>> START Available records
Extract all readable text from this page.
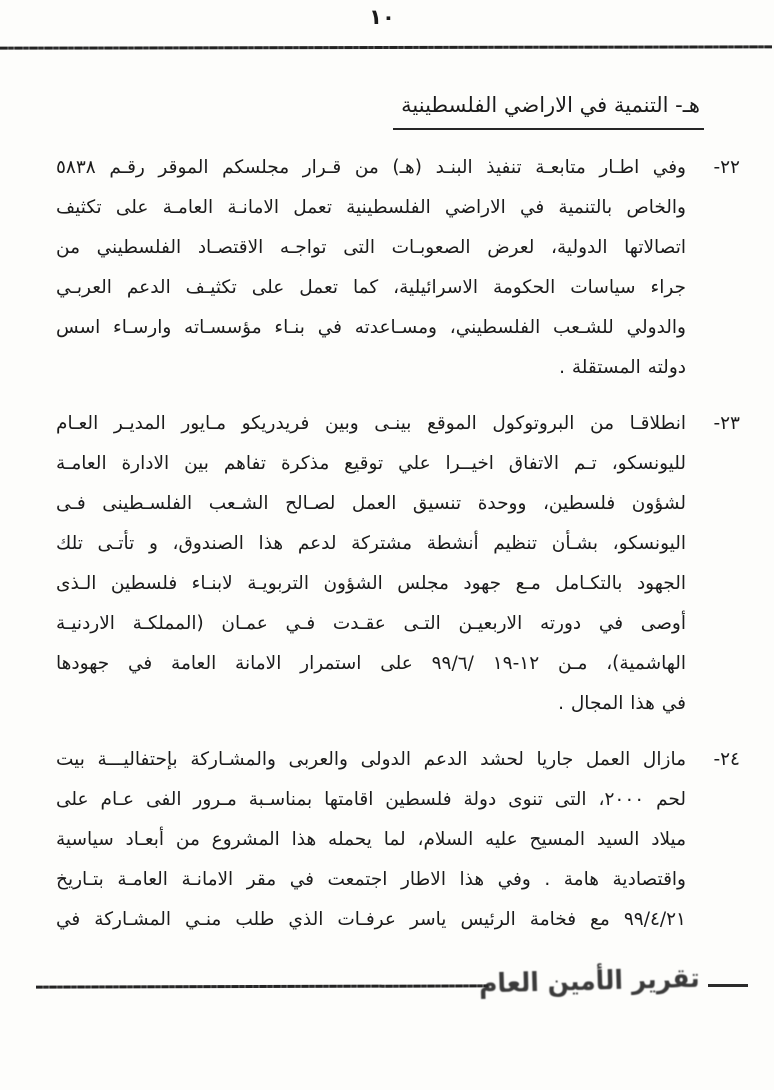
١٠
هـ- التنمية في الاراضي الفلسطينية
٢٢-
وفي اطـار متابعـة تنفيذ البنـد (هـ) من قـرار مجلسكم الموقر رقـم ٥٨٣٨
والخاص بالتنمية في الاراضي الفلسطينية تعمل الامانـة العامـة على تكثيف
اتصالاتها الدولية، لعرض الصعوبـات التى تواجـه الاقتصـاد الفلسطيني من
جراء سياسات الحكومة الاسرائيلية، كما تعمل على تكثيـف الدعم العربـي
والدولي للشـعب الفلسطيني، ومسـاعدته في بنـاء مؤسسـاته وارسـاء اسس
دولته المستقلة .
٢٣-
انطلاقـا من البروتوكول الموقع بينـى وبين فريدريكو مـايور المديـر العـام
لليونسكو، تـم الاتفاق اخيــرا علي توقيع مذكرة تفاهم بين الادارة العامـة
لشؤون فلسطين، ووحدة تنسيق العمل لصـالح الشـعب الفلسـطينى فـى
اليونسكو، بشـأن تنظيم أنشطة مشتركة لدعم هذا الصندوق، و تأتـى تلك
الجهود بالتكـامل مـع جهود مجلس الشؤون التربويـة لابنـاء فلسطين الـذى
أوصى في دورته الاربعيـن التـى عقـدت فـي عمـان (المملكـة الاردنيـة
الهاشمية)، مـن ‭٩٩/٦/ ١٩-١٢‬ على استمرار الامانة العامة في جهودها
في هذا المجال .
٢٤-
مازال العمل جاريا لحشد الدعم الدولى والعربى والمشـاركة بإحتفاليـــة بيت
لحم ٢٠٠٠، التى تنوى دولة فلسطين اقامتها بمناسـبة مـرور الفى عـام على
ميلاد السيد المسيح عليه السلام، لما يحمله هذا المشروع من أبعـاد سياسية
واقتصادية هامة . وفي هذا الاطار اجتمعت في مقر الامانـة العامـة بتـاريخ
‭٩٩/٤/٢١‬ مع فخامة الرئيس ياسر عرفـات الذي طلب منـي المشـاركة في
تقرير الأمين العام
>> END Available records
List all lines holding the string "الامانـة".

_Answer to the exercise_
والخاص بالتنمية في الاراضي الفلسطينية تعمل الامانـة العامـة على تكثيف
واقتصادية هامة . وفي هذا الاطار اجتمعت في مقر الامانـة العامـة بتـاريخ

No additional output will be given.